### What you will do
What follows is a block of records; reproduce all of it verbatim.
---
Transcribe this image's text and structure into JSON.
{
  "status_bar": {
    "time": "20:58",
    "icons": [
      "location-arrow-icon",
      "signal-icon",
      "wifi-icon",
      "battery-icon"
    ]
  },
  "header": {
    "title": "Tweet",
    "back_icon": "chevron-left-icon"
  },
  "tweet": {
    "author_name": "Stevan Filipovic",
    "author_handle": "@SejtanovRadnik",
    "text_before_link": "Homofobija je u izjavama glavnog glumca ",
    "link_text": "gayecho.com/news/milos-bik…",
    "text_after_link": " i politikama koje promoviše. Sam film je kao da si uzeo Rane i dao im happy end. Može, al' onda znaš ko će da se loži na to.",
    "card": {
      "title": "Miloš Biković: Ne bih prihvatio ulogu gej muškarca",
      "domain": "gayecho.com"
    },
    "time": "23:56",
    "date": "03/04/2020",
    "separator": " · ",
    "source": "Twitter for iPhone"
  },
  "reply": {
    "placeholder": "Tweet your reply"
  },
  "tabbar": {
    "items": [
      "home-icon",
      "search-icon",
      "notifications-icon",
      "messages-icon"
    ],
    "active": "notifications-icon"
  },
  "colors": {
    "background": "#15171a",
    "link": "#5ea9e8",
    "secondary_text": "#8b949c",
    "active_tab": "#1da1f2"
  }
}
---
### Full solution
Transcribe this image's text and structure into JSON.
{
  "status_bar": {
    "time": "20:58",
    "icons": [
      "location-arrow-icon",
      "signal-icon",
      "wifi-icon",
      "battery-icon"
    ]
  },
  "header": {
    "title": "Tweet",
    "back_icon": "chevron-left-icon"
  },
  "tweet": {
    "author_name": "Stevan Filipovic",
    "author_handle": "@SejtanovRadnik",
    "text_before_link": "Homofobija je u izjavama glavnog glumca ",
    "link_text": "gayecho.com/news/milos-bik…",
    "text_after_link": " i politikama koje promoviše. Sam film je kao da si uzeo Rane i dao im happy end. Može, al' onda znaš ko će da se loži na to.",
    "card": {
      "title": "Miloš Biković: Ne bih prihvatio ulogu gej muškarca",
      "domain": "gayecho.com"
    },
    "time": "23:56",
    "date": "03/04/2020",
    "separator": " · ",
    "source": "Twitter for iPhone"
  },
  "reply": {
    "placeholder": "Tweet your reply"
  },
  "tabbar": {
    "items": [
      "home-icon",
      "search-icon",
      "notifications-icon",
      "messages-icon"
    ],
    "active": "notifications-icon"
  },
  "colors": {
    "background": "#15171a",
    "link": "#5ea9e8",
    "secondary_text": "#8b949c",
    "active_tab": "#1da1f2"
  }
}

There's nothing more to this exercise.